PROBLEM TO WORK ON | Identify each line below containing the string "March" and copy it.

━━━ DATA PROVIDED

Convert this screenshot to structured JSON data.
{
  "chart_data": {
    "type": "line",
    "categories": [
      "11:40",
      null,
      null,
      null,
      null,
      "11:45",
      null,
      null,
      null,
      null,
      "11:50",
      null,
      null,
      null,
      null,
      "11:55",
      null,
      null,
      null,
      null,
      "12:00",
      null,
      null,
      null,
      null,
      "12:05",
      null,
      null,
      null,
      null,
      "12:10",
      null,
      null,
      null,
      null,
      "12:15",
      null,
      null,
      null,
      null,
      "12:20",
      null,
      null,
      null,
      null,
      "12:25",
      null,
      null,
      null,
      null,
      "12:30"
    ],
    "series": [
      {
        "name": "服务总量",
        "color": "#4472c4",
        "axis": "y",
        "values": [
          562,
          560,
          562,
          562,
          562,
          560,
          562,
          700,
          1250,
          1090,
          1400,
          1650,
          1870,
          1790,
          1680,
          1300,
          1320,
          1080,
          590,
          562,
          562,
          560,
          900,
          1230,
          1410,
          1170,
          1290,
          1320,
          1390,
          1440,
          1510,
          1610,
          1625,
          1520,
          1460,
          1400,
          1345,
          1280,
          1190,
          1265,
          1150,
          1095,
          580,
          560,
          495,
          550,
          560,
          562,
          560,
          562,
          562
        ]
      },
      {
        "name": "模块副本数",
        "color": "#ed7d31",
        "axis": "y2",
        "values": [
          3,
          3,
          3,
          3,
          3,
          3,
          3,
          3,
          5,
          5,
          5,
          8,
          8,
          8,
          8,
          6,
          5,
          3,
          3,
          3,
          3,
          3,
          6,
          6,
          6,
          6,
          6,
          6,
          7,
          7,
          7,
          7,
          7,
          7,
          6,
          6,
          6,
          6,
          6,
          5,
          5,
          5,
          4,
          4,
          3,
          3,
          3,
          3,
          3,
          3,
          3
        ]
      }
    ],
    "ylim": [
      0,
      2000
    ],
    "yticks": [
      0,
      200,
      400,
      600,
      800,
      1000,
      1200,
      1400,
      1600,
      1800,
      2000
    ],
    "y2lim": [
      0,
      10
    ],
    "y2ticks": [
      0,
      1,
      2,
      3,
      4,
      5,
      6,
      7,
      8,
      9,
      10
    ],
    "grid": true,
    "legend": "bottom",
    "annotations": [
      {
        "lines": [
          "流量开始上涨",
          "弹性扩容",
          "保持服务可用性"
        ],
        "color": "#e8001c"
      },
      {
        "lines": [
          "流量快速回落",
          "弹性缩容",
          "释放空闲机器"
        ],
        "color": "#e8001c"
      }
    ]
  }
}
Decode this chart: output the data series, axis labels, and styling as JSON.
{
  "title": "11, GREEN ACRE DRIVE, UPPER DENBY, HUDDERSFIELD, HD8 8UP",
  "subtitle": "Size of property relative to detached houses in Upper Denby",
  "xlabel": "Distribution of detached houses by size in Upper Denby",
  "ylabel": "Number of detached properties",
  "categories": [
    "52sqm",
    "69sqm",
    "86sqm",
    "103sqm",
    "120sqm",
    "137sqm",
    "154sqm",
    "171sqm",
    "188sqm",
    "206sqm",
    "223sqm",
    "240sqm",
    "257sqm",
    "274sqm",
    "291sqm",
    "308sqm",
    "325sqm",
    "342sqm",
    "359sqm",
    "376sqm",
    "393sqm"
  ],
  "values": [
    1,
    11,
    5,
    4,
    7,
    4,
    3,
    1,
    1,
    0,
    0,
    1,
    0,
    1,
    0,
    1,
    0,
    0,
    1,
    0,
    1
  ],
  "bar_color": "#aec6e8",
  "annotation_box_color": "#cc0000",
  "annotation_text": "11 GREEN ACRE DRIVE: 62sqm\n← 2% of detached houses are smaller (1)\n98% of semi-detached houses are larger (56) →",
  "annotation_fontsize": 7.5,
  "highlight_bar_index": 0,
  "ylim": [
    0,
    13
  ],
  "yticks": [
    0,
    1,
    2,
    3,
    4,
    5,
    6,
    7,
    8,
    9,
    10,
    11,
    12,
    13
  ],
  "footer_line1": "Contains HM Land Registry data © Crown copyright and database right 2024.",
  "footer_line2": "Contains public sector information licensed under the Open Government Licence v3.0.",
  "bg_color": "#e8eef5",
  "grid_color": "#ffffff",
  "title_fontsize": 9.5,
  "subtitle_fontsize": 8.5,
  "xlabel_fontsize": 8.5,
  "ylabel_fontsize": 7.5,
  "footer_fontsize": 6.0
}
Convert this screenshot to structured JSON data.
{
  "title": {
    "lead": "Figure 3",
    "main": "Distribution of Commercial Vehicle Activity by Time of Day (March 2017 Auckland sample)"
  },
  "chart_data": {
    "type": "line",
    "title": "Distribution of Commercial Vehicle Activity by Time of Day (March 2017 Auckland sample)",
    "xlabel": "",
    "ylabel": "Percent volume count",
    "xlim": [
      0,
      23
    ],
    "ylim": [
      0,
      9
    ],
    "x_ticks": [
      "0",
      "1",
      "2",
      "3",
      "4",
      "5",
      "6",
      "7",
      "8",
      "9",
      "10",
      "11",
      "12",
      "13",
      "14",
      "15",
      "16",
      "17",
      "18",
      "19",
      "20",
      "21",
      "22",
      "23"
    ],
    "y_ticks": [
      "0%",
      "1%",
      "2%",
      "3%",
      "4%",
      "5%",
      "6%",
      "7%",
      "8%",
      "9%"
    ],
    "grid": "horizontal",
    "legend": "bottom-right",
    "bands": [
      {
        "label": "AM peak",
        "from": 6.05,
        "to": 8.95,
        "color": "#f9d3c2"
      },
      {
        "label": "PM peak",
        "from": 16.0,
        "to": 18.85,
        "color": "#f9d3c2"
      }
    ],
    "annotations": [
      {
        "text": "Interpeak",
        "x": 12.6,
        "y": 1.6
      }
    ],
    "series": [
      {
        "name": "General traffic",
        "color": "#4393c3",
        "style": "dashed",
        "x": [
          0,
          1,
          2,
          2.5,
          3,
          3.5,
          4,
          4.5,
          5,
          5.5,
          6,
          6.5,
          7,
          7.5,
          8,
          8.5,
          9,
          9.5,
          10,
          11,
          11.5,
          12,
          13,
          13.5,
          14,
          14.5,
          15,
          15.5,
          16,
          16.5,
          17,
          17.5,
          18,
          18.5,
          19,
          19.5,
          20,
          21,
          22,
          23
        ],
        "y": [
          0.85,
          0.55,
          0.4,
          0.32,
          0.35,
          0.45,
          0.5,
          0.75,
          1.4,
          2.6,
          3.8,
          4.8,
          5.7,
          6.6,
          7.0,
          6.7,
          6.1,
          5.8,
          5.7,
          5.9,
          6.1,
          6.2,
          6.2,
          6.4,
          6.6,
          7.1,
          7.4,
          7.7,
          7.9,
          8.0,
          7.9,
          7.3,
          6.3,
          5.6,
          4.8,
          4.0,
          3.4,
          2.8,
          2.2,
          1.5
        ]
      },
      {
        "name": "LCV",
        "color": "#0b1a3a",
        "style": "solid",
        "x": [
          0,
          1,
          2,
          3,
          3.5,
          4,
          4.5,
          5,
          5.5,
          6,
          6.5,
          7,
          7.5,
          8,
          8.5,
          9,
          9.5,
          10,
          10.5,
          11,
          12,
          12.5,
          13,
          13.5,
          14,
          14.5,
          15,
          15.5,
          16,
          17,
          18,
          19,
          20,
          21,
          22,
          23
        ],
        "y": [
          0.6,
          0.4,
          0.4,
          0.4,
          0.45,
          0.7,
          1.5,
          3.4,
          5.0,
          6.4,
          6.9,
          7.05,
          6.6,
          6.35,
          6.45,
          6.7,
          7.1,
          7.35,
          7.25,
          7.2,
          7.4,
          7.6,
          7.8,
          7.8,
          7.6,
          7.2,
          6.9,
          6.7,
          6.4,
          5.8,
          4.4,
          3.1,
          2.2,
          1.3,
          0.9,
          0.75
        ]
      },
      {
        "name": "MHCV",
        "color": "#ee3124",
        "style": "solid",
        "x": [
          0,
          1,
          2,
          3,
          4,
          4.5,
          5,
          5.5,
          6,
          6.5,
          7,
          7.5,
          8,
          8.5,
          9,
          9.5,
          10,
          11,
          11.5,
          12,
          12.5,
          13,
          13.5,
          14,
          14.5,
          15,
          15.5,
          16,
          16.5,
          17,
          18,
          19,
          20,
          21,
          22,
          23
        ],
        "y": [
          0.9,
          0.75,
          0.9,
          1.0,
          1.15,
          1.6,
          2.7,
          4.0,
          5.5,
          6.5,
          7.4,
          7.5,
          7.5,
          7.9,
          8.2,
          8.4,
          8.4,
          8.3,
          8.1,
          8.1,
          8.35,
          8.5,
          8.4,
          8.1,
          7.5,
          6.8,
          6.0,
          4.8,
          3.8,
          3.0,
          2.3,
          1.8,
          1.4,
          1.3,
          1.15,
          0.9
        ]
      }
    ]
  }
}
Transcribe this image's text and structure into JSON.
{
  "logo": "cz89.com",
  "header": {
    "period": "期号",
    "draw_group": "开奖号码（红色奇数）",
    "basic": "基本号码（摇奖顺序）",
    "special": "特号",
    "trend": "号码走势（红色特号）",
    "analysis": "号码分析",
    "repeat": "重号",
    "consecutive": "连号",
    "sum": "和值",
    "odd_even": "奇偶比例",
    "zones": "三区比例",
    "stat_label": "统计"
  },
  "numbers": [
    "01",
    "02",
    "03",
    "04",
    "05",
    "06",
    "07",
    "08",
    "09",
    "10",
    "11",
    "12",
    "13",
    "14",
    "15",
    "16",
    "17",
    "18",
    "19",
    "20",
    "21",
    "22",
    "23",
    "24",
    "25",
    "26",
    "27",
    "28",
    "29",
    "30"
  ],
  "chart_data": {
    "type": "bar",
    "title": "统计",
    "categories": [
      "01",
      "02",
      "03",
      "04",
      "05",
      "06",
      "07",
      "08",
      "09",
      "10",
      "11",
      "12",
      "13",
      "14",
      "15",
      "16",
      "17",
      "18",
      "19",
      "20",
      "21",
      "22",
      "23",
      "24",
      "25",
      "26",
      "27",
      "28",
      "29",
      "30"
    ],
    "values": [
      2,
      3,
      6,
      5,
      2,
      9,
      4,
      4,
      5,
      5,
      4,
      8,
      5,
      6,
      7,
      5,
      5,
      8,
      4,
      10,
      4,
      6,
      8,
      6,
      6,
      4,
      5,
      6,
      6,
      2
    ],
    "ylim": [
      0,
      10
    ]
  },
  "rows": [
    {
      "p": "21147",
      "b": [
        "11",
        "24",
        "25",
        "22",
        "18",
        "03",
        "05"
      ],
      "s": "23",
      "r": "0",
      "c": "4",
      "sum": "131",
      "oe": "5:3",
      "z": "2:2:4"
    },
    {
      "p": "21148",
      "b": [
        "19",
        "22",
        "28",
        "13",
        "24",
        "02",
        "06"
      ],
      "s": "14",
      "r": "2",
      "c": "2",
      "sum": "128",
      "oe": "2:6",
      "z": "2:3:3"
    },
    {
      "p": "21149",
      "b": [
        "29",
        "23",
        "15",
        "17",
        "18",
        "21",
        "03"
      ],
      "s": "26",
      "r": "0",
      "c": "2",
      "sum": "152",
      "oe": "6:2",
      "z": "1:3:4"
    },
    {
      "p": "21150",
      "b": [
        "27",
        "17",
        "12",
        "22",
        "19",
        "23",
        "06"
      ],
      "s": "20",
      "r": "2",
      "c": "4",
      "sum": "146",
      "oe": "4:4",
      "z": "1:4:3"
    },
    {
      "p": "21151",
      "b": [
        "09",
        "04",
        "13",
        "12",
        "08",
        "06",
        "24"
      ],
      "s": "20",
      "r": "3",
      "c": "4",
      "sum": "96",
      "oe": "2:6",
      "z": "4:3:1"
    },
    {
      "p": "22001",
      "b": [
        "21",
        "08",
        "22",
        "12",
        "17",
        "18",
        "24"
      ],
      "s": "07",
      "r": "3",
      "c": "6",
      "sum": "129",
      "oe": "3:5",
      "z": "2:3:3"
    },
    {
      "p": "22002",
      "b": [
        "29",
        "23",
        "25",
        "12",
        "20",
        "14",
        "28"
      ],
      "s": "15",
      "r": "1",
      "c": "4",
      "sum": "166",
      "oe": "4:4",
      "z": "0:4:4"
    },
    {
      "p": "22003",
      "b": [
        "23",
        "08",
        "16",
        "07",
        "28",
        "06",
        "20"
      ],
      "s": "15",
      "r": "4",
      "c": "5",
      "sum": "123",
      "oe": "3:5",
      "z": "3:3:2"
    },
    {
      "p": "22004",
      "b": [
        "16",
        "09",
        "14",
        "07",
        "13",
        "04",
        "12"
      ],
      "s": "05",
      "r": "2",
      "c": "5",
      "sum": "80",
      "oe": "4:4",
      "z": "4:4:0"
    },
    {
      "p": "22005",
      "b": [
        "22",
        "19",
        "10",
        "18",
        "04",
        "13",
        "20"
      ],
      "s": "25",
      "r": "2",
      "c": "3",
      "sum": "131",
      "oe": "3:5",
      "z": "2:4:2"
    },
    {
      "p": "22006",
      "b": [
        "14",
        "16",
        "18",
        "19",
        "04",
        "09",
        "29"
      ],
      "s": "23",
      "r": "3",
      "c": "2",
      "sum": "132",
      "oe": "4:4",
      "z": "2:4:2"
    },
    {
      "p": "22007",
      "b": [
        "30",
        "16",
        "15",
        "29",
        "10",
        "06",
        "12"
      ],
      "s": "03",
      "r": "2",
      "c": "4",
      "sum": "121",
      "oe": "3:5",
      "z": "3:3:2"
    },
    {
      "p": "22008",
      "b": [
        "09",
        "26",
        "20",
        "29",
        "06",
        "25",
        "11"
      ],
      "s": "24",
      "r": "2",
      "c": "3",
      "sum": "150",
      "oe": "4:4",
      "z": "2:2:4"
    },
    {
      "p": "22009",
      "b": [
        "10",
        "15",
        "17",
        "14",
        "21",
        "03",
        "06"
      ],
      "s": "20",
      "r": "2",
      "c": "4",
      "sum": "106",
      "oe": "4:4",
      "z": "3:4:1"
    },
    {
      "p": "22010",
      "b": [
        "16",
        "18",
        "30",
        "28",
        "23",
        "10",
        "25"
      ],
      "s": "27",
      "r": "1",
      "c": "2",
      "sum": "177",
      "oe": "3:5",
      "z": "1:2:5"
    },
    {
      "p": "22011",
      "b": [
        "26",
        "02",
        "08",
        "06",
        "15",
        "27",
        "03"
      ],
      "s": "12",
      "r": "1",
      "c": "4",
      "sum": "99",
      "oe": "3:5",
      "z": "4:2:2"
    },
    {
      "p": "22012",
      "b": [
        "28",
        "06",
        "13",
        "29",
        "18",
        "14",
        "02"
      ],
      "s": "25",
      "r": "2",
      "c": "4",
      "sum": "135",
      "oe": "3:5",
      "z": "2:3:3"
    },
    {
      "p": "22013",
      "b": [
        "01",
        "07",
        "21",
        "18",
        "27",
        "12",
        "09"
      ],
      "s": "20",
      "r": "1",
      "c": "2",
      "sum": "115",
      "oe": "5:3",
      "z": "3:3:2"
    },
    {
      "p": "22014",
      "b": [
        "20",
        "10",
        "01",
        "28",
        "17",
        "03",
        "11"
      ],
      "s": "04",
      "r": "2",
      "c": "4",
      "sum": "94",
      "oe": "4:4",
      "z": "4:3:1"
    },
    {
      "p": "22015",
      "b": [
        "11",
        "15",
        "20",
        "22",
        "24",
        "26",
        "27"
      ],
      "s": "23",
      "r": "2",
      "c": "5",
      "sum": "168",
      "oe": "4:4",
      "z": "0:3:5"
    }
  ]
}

━━━━━━

TASK SOLUTION |
    "main": "Distribution of Commercial Vehicle Activity by Time of Day (March 2017 Auckland sample)"
    "title": "Distribution of Commercial Vehicle Activity by Time of Day (March 2017 Auckland sample)",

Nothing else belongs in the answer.